Quote all of the data that follows exactly as written, skipping the images.

───── SOURCE DATA ─────

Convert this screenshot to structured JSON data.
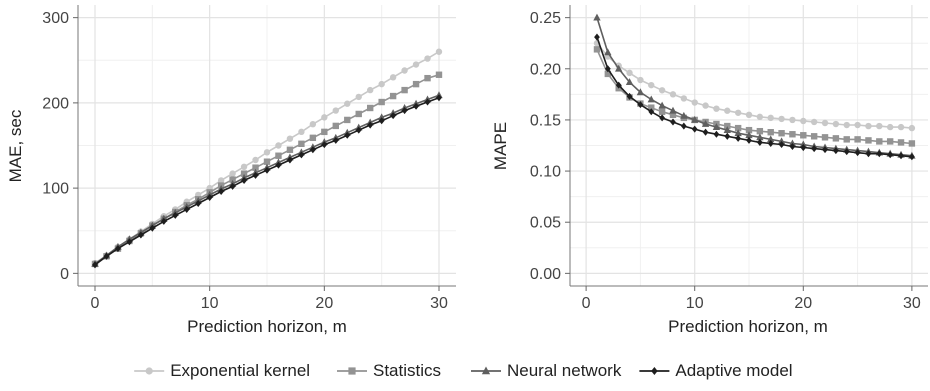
{
  "chart_data": [
    {
      "type": "line",
      "title": "",
      "xlabel": "Prediction horizon, m",
      "ylabel": "MAE, sec",
      "xlim": [
        0,
        30
      ],
      "ylim": [
        0,
        300
      ],
      "xticks": [
        "0",
        "10",
        "20",
        "30"
      ],
      "yticks": [
        "0",
        "100",
        "200",
        "300"
      ],
      "grid": true,
      "x": [
        0,
        1,
        2,
        3,
        4,
        5,
        6,
        7,
        8,
        9,
        10,
        11,
        12,
        13,
        14,
        15,
        16,
        17,
        18,
        19,
        20,
        21,
        22,
        23,
        24,
        25,
        26,
        27,
        28,
        29,
        30
      ],
      "series": [
        {
          "name": "Exponential kernel",
          "values": [
            12,
            21,
            31,
            40,
            49,
            58,
            67,
            75,
            84,
            92,
            100,
            109,
            117,
            125,
            133,
            142,
            150,
            158,
            166,
            175,
            183,
            191,
            199,
            207,
            215,
            222,
            230,
            238,
            245,
            252,
            260
          ]
        },
        {
          "name": "Statistics",
          "values": [
            11,
            20,
            29,
            38,
            47,
            56,
            64,
            72,
            80,
            87,
            95,
            103,
            110,
            117,
            124,
            131,
            138,
            145,
            152,
            159,
            166,
            173,
            180,
            187,
            194,
            201,
            208,
            215,
            222,
            229,
            233
          ]
        },
        {
          "name": "Neural network",
          "values": [
            11,
            21,
            31,
            40,
            48,
            56,
            64,
            71,
            78,
            85,
            92,
            99,
            105,
            112,
            118,
            124,
            130,
            136,
            142,
            148,
            154,
            159,
            165,
            171,
            177,
            183,
            188,
            194,
            199,
            204,
            209
          ]
        },
        {
          "name": "Adaptive model",
          "values": [
            10,
            20,
            29,
            37,
            45,
            53,
            61,
            68,
            75,
            82,
            89,
            96,
            102,
            109,
            115,
            121,
            127,
            133,
            139,
            145,
            151,
            156,
            162,
            168,
            174,
            179,
            185,
            191,
            196,
            201,
            206
          ]
        }
      ]
    },
    {
      "type": "line",
      "title": "",
      "xlabel": "Prediction horizon, m",
      "ylabel": "MAPE",
      "xlim": [
        0,
        30
      ],
      "ylim": [
        0,
        0.25
      ],
      "xticks": [
        "0",
        "10",
        "20",
        "30"
      ],
      "yticks": [
        "0.00",
        "0.05",
        "0.10",
        "0.15",
        "0.20",
        "0.25"
      ],
      "grid": true,
      "x": [
        1,
        2,
        3,
        4,
        5,
        6,
        7,
        8,
        9,
        10,
        11,
        12,
        13,
        14,
        15,
        16,
        17,
        18,
        19,
        20,
        21,
        22,
        23,
        24,
        25,
        26,
        27,
        28,
        29,
        30
      ],
      "series": [
        {
          "name": "Exponential kernel",
          "values": [
            0.225,
            0.212,
            0.203,
            0.196,
            0.189,
            0.184,
            0.179,
            0.175,
            0.171,
            0.167,
            0.164,
            0.161,
            0.159,
            0.157,
            0.155,
            0.153,
            0.152,
            0.151,
            0.15,
            0.149,
            0.148,
            0.147,
            0.146,
            0.145,
            0.145,
            0.144,
            0.144,
            0.143,
            0.143,
            0.142
          ]
        },
        {
          "name": "Statistics",
          "values": [
            0.219,
            0.195,
            0.181,
            0.172,
            0.166,
            0.162,
            0.158,
            0.155,
            0.152,
            0.15,
            0.148,
            0.146,
            0.144,
            0.142,
            0.14,
            0.139,
            0.138,
            0.137,
            0.136,
            0.135,
            0.134,
            0.133,
            0.132,
            0.131,
            0.131,
            0.13,
            0.129,
            0.129,
            0.128,
            0.127
          ]
        },
        {
          "name": "Neural network",
          "values": [
            0.25,
            0.216,
            0.2,
            0.187,
            0.177,
            0.17,
            0.164,
            0.159,
            0.154,
            0.15,
            0.146,
            0.143,
            0.14,
            0.137,
            0.135,
            0.133,
            0.131,
            0.129,
            0.127,
            0.126,
            0.124,
            0.123,
            0.122,
            0.121,
            0.12,
            0.119,
            0.118,
            0.117,
            0.116,
            0.115
          ]
        },
        {
          "name": "Adaptive model",
          "values": [
            0.231,
            0.2,
            0.184,
            0.173,
            0.165,
            0.158,
            0.152,
            0.148,
            0.144,
            0.141,
            0.138,
            0.136,
            0.134,
            0.132,
            0.13,
            0.128,
            0.127,
            0.126,
            0.124,
            0.123,
            0.122,
            0.121,
            0.12,
            0.119,
            0.118,
            0.117,
            0.117,
            0.116,
            0.115,
            0.114
          ]
        }
      ]
    }
  ],
  "legend": {
    "placement": "bottom",
    "items": [
      "Exponential kernel",
      "Statistics",
      "Neural network",
      "Adaptive model"
    ]
  },
  "series_styles": [
    {
      "name": "Exponential kernel",
      "color": "#c8c8c8",
      "marker": "circle"
    },
    {
      "name": "Statistics",
      "color": "#939393",
      "marker": "square"
    },
    {
      "name": "Neural network",
      "color": "#5f5f5f",
      "marker": "triangle"
    },
    {
      "name": "Adaptive model",
      "color": "#1e1e1e",
      "marker": "diamond"
    }
  ]
}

─────

[IN RESPONSE]:
Convert this screenshot to structured JSON data.
{
  "chart_data": [
    {
      "type": "line",
      "title": "",
      "xlabel": "Prediction horizon, m",
      "ylabel": "MAE, sec",
      "xlim": [
        0,
        30
      ],
      "ylim": [
        0,
        300
      ],
      "xticks": [
        "0",
        "10",
        "20",
        "30"
      ],
      "yticks": [
        "0",
        "100",
        "200",
        "300"
      ],
      "grid": true,
      "x": [
        0,
        1,
        2,
        3,
        4,
        5,
        6,
        7,
        8,
        9,
        10,
        11,
        12,
        13,
        14,
        15,
        16,
        17,
        18,
        19,
        20,
        21,
        22,
        23,
        24,
        25,
        26,
        27,
        28,
        29,
        30
      ],
      "series": [
        {
          "name": "Exponential kernel",
          "values": [
            12,
            21,
            31,
            40,
            49,
            58,
            67,
            75,
            84,
            92,
            100,
            109,
            117,
            125,
            133,
            142,
            150,
            158,
            166,
            175,
            183,
            191,
            199,
            207,
            215,
            222,
            230,
            238,
            245,
            252,
            260
          ]
        },
        {
          "name": "Statistics",
          "values": [
            11,
            20,
            29,
            38,
            47,
            56,
            64,
            72,
            80,
            87,
            95,
            103,
            110,
            117,
            124,
            131,
            138,
            145,
            152,
            159,
            166,
            173,
            180,
            187,
            194,
            201,
            208,
            215,
            222,
            229,
            233
          ]
        },
        {
          "name": "Neural network",
          "values": [
            11,
            21,
            31,
            40,
            48,
            56,
            64,
            71,
            78,
            85,
            92,
            99,
            105,
            112,
            118,
            124,
            130,
            136,
            142,
            148,
            154,
            159,
            165,
            171,
            177,
            183,
            188,
            194,
            199,
            204,
            209
          ]
        },
        {
          "name": "Adaptive model",
          "values": [
            10,
            20,
            29,
            37,
            45,
            53,
            61,
            68,
            75,
            82,
            89,
            96,
            102,
            109,
            115,
            121,
            127,
            133,
            139,
            145,
            151,
            156,
            162,
            168,
            174,
            179,
            185,
            191,
            196,
            201,
            206
          ]
        }
      ]
    },
    {
      "type": "line",
      "title": "",
      "xlabel": "Prediction horizon, m",
      "ylabel": "MAPE",
      "xlim": [
        0,
        30
      ],
      "ylim": [
        0,
        0.25
      ],
      "xticks": [
        "0",
        "10",
        "20",
        "30"
      ],
      "yticks": [
        "0.00",
        "0.05",
        "0.10",
        "0.15",
        "0.20",
        "0.25"
      ],
      "grid": true,
      "x": [
        1,
        2,
        3,
        4,
        5,
        6,
        7,
        8,
        9,
        10,
        11,
        12,
        13,
        14,
        15,
        16,
        17,
        18,
        19,
        20,
        21,
        22,
        23,
        24,
        25,
        26,
        27,
        28,
        29,
        30
      ],
      "series": [
        {
          "name": "Exponential kernel",
          "values": [
            0.225,
            0.212,
            0.203,
            0.196,
            0.189,
            0.184,
            0.179,
            0.175,
            0.171,
            0.167,
            0.164,
            0.161,
            0.159,
            0.157,
            0.155,
            0.153,
            0.152,
            0.151,
            0.15,
            0.149,
            0.148,
            0.147,
            0.146,
            0.145,
            0.145,
            0.144,
            0.144,
            0.143,
            0.143,
            0.142
          ]
        },
        {
          "name": "Statistics",
          "values": [
            0.219,
            0.195,
            0.181,
            0.172,
            0.166,
            0.162,
            0.158,
            0.155,
            0.152,
            0.15,
            0.148,
            0.146,
            0.144,
            0.142,
            0.14,
            0.139,
            0.138,
            0.137,
            0.136,
            0.135,
            0.134,
            0.133,
            0.132,
            0.131,
            0.131,
            0.13,
            0.129,
            0.129,
            0.128,
            0.127
          ]
        },
        {
          "name": "Neural network",
          "values": [
            0.25,
            0.216,
            0.2,
            0.187,
            0.177,
            0.17,
            0.164,
            0.159,
            0.154,
            0.15,
            0.146,
            0.143,
            0.14,
            0.137,
            0.135,
            0.133,
            0.131,
            0.129,
            0.127,
            0.126,
            0.124,
            0.123,
            0.122,
            0.121,
            0.12,
            0.119,
            0.118,
            0.117,
            0.116,
            0.115
          ]
        },
        {
          "name": "Adaptive model",
          "values": [
            0.231,
            0.2,
            0.184,
            0.173,
            0.165,
            0.158,
            0.152,
            0.148,
            0.144,
            0.141,
            0.138,
            0.136,
            0.134,
            0.132,
            0.13,
            0.128,
            0.127,
            0.126,
            0.124,
            0.123,
            0.122,
            0.121,
            0.12,
            0.119,
            0.118,
            0.117,
            0.117,
            0.116,
            0.115,
            0.114
          ]
        }
      ]
    }
  ],
  "legend": {
    "placement": "bottom",
    "items": [
      "Exponential kernel",
      "Statistics",
      "Neural network",
      "Adaptive model"
    ]
  },
  "series_styles": [
    {
      "name": "Exponential kernel",
      "color": "#c8c8c8",
      "marker": "circle"
    },
    {
      "name": "Statistics",
      "color": "#939393",
      "marker": "square"
    },
    {
      "name": "Neural network",
      "color": "#5f5f5f",
      "marker": "triangle"
    },
    {
      "name": "Adaptive model",
      "color": "#1e1e1e",
      "marker": "diamond"
    }
  ]
}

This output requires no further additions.